Repeat every entry in the listing below, exactly.

───── Input rows ─────

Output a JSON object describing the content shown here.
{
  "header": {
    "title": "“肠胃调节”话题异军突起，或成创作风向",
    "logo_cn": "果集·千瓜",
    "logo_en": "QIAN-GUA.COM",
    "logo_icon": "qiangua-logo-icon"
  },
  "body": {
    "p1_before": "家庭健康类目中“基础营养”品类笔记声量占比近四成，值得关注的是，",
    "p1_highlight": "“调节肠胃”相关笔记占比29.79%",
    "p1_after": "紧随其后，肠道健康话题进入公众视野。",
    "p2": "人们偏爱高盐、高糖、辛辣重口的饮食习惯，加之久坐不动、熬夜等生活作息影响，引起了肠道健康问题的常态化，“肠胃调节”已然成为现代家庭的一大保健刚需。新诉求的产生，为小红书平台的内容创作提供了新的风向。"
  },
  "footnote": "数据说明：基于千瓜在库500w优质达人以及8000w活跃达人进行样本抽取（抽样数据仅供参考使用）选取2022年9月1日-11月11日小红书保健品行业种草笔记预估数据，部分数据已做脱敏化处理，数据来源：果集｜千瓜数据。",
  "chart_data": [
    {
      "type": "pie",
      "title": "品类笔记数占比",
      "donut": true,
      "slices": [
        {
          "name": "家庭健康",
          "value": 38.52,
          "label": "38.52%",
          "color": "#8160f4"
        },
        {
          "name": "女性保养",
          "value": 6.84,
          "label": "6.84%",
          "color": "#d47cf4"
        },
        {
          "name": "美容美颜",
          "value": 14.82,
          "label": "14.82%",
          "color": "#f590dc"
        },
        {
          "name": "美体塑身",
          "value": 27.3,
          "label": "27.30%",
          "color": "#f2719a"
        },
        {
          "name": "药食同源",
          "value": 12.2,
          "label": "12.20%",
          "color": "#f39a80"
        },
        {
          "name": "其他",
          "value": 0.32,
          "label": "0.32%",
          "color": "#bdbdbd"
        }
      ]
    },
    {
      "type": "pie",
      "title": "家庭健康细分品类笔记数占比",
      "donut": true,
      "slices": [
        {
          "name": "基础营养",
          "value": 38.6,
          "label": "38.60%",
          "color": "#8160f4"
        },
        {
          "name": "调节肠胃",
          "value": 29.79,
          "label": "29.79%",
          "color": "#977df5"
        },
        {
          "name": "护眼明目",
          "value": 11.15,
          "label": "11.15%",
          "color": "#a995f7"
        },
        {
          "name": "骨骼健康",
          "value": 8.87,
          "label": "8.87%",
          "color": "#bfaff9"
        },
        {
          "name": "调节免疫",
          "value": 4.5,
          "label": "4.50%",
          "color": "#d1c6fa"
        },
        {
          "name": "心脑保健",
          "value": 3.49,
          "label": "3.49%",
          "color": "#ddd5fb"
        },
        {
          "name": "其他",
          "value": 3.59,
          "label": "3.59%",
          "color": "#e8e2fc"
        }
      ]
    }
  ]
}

─────

Result
Output a JSON object describing the content shown here.
{
  "header": {
    "title": "“肠胃调节”话题异军突起，或成创作风向",
    "logo_cn": "果集·千瓜",
    "logo_en": "QIAN-GUA.COM",
    "logo_icon": "qiangua-logo-icon"
  },
  "body": {
    "p1_before": "家庭健康类目中“基础营养”品类笔记声量占比近四成，值得关注的是，",
    "p1_highlight": "“调节肠胃”相关笔记占比29.79%",
    "p1_after": "紧随其后，肠道健康话题进入公众视野。",
    "p2": "人们偏爱高盐、高糖、辛辣重口的饮食习惯，加之久坐不动、熬夜等生活作息影响，引起了肠道健康问题的常态化，“肠胃调节”已然成为现代家庭的一大保健刚需。新诉求的产生，为小红书平台的内容创作提供了新的风向。"
  },
  "footnote": "数据说明：基于千瓜在库500w优质达人以及8000w活跃达人进行样本抽取（抽样数据仅供参考使用）选取2022年9月1日-11月11日小红书保健品行业种草笔记预估数据，部分数据已做脱敏化处理，数据来源：果集｜千瓜数据。",
  "chart_data": [
    {
      "type": "pie",
      "title": "品类笔记数占比",
      "donut": true,
      "slices": [
        {
          "name": "家庭健康",
          "value": 38.52,
          "label": "38.52%",
          "color": "#8160f4"
        },
        {
          "name": "女性保养",
          "value": 6.84,
          "label": "6.84%",
          "color": "#d47cf4"
        },
        {
          "name": "美容美颜",
          "value": 14.82,
          "label": "14.82%",
          "color": "#f590dc"
        },
        {
          "name": "美体塑身",
          "value": 27.3,
          "label": "27.30%",
          "color": "#f2719a"
        },
        {
          "name": "药食同源",
          "value": 12.2,
          "label": "12.20%",
          "color": "#f39a80"
        },
        {
          "name": "其他",
          "value": 0.32,
          "label": "0.32%",
          "color": "#bdbdbd"
        }
      ]
    },
    {
      "type": "pie",
      "title": "家庭健康细分品类笔记数占比",
      "donut": true,
      "slices": [
        {
          "name": "基础营养",
          "value": 38.6,
          "label": "38.60%",
          "color": "#8160f4"
        },
        {
          "name": "调节肠胃",
          "value": 29.79,
          "label": "29.79%",
          "color": "#977df5"
        },
        {
          "name": "护眼明目",
          "value": 11.15,
          "label": "11.15%",
          "color": "#a995f7"
        },
        {
          "name": "骨骼健康",
          "value": 8.87,
          "label": "8.87%",
          "color": "#bfaff9"
        },
        {
          "name": "调节免疫",
          "value": 4.5,
          "label": "4.50%",
          "color": "#d1c6fa"
        },
        {
          "name": "心脑保健",
          "value": 3.49,
          "label": "3.49%",
          "color": "#ddd5fb"
        },
        {
          "name": "其他",
          "value": 3.59,
          "label": "3.59%",
          "color": "#e8e2fc"
        }
      ]
    }
  ]
}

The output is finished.